##### Entries
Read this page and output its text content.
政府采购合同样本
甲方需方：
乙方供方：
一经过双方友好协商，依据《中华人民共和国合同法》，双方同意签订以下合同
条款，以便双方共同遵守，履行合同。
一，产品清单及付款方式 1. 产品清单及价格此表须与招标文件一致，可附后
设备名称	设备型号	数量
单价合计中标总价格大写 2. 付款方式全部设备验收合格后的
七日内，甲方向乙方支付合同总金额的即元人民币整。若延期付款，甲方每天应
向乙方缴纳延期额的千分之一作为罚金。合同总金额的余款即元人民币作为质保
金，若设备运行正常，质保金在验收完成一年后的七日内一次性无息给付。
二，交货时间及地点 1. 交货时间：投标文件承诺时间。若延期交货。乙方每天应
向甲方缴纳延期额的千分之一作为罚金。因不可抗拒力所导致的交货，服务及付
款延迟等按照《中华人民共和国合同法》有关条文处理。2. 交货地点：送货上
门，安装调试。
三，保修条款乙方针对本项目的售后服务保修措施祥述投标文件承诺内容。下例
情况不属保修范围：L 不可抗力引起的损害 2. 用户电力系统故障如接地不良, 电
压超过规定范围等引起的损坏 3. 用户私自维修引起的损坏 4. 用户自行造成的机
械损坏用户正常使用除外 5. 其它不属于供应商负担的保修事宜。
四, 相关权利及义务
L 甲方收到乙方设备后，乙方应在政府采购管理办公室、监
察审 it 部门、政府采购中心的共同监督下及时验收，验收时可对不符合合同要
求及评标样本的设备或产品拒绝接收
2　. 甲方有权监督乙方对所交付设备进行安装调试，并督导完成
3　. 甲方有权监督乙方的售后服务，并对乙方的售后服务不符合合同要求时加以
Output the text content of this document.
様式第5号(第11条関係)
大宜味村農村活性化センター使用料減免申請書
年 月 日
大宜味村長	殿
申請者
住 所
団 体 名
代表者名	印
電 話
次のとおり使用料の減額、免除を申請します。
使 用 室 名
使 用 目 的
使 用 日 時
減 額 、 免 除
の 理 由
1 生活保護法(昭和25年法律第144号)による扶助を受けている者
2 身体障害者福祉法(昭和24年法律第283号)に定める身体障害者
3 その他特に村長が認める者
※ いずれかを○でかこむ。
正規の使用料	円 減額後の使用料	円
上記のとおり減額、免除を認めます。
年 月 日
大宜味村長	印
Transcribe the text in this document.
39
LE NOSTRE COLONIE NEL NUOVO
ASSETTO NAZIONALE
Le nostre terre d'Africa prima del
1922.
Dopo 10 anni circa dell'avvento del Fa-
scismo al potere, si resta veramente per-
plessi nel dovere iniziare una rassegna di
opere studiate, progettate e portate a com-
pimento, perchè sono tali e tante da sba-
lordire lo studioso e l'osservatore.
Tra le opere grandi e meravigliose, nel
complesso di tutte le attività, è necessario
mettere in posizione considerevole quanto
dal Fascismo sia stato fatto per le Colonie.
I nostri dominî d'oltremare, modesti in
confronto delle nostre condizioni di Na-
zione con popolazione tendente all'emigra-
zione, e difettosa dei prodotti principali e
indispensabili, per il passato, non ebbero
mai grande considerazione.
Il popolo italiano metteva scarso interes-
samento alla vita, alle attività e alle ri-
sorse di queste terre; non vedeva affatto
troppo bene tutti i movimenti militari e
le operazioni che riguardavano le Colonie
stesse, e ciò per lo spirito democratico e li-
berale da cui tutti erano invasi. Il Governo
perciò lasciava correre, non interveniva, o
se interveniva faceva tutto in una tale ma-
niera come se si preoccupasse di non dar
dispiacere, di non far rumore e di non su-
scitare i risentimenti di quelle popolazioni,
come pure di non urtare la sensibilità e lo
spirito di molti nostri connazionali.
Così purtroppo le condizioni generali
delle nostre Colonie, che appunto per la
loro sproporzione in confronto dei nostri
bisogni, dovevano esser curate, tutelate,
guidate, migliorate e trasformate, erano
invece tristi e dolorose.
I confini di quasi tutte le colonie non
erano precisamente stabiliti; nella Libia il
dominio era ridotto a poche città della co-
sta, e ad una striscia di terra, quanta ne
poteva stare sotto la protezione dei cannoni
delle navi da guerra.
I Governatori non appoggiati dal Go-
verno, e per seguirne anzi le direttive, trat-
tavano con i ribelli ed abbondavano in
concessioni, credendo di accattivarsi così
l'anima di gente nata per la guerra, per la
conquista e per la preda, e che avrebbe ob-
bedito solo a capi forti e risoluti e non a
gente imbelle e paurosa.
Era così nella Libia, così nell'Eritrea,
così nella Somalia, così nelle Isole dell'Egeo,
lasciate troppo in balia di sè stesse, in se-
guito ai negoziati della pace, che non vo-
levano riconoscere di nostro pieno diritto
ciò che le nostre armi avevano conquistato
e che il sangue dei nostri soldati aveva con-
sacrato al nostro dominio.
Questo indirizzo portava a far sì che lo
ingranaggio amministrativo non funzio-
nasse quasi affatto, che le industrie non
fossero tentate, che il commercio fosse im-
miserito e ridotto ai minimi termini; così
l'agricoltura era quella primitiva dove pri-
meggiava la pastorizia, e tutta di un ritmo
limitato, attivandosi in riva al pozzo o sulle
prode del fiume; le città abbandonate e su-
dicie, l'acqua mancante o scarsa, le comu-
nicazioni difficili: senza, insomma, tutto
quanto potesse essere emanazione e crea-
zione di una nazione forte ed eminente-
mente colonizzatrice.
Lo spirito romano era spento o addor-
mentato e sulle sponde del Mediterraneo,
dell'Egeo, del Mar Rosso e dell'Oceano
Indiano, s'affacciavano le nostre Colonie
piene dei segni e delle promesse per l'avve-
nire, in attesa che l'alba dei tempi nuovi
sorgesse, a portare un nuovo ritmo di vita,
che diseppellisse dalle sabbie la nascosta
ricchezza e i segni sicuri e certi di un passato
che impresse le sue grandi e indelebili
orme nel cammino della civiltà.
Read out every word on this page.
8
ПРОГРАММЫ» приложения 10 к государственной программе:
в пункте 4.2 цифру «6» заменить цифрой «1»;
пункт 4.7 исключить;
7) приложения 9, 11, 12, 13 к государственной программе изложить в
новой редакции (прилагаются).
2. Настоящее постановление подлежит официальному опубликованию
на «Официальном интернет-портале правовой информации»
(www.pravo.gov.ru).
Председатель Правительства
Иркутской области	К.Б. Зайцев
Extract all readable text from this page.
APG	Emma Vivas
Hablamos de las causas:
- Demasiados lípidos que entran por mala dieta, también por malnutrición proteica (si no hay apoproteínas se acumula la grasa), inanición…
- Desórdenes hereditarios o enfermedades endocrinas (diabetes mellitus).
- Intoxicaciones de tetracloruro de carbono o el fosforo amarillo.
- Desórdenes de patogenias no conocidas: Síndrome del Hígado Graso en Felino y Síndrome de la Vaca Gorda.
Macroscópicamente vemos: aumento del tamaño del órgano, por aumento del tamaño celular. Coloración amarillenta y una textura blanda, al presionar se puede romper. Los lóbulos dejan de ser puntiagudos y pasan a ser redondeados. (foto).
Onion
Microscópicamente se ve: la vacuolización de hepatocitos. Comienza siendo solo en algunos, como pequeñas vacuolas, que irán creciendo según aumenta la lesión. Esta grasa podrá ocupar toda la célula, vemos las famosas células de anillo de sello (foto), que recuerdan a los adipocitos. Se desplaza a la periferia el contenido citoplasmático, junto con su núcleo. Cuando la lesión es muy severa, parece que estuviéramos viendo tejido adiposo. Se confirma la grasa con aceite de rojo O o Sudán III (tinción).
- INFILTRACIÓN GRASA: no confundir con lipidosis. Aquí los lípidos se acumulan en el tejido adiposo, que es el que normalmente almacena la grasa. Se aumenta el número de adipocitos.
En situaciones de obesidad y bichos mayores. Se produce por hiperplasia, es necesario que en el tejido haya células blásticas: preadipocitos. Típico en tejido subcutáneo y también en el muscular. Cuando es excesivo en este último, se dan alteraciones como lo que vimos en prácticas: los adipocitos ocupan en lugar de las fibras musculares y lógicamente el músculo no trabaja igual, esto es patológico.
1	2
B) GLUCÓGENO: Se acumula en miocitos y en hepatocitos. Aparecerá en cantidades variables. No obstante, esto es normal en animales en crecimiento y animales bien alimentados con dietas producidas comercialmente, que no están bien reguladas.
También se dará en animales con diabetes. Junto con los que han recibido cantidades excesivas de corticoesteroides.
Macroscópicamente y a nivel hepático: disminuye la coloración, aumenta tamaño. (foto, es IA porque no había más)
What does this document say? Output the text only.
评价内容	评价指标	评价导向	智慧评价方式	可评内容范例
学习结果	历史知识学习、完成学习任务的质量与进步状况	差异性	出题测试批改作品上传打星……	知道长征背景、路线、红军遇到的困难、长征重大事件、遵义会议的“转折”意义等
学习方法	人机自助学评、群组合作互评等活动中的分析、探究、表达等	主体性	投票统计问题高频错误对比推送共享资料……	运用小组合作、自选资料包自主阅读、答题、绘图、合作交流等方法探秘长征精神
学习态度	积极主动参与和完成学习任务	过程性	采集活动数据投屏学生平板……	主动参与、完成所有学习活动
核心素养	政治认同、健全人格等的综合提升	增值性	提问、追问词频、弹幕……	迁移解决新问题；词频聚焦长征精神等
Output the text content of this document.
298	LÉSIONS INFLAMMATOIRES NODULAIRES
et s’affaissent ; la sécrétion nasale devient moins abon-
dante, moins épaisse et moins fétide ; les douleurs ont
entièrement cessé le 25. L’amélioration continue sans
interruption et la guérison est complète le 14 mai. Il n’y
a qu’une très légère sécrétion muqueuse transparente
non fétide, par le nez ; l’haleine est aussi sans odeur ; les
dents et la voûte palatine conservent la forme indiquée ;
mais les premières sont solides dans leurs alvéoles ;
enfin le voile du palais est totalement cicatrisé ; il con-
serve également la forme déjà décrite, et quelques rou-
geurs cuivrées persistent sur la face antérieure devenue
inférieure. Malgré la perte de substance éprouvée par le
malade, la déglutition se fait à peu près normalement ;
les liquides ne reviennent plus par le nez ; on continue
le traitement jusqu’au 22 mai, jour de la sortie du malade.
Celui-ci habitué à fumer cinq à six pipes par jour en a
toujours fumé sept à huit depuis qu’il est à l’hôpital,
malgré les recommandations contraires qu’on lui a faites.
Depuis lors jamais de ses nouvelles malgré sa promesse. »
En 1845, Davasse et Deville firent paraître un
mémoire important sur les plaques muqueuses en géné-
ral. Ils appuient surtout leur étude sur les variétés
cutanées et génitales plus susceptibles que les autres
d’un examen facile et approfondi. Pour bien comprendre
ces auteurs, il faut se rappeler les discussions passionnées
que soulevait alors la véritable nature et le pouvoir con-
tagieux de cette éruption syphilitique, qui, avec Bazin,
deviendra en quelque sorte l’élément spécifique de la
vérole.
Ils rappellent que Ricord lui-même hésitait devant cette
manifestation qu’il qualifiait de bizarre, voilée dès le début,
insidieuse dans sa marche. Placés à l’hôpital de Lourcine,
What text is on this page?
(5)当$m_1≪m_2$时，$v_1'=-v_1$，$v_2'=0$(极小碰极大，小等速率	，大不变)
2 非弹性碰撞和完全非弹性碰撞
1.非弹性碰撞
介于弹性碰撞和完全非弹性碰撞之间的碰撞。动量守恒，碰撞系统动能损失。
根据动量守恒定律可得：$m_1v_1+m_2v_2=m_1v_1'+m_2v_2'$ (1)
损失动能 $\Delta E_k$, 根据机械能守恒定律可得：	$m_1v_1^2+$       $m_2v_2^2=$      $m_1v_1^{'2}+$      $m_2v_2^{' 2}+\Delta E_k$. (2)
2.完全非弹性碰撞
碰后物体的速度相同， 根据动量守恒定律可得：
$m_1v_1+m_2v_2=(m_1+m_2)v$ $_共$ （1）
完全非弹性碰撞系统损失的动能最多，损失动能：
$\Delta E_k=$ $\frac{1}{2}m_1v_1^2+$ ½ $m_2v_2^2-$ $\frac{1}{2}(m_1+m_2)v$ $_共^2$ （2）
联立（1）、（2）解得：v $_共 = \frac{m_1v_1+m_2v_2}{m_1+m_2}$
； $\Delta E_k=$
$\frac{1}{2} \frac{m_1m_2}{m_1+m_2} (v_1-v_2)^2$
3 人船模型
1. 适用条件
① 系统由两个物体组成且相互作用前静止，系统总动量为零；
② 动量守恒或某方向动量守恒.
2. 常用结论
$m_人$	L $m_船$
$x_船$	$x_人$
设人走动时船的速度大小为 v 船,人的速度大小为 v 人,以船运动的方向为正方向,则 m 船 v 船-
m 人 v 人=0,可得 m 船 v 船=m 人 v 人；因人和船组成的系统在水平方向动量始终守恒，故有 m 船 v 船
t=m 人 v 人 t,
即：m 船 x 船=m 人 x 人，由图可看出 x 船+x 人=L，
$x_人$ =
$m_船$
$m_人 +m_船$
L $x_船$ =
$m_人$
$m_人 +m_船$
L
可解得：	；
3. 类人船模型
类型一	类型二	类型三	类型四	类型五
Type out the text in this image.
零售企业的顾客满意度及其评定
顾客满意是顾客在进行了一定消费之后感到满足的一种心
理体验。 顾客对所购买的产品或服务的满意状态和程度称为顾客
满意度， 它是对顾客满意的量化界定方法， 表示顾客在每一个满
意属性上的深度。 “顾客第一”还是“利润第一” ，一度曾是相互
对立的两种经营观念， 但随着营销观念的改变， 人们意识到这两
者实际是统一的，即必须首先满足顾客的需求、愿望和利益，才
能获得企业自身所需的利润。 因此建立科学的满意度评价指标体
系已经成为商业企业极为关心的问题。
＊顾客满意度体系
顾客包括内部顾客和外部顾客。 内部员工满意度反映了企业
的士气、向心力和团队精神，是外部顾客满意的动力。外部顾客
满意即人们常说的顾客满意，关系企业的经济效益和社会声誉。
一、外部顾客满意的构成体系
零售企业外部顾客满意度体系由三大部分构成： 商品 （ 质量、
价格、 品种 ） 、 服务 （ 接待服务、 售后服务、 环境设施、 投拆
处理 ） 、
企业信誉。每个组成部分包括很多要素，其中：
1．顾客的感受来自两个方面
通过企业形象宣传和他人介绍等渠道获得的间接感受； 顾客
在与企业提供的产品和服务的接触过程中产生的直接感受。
##########
• [What the task requires]
Pull out every line holding "forme" from the records above, and copy it.

• [Expected answer]
dents et la voûte palatine conservent la forme indiquée ;
serve également la forme déjà décrite, et quelques rou-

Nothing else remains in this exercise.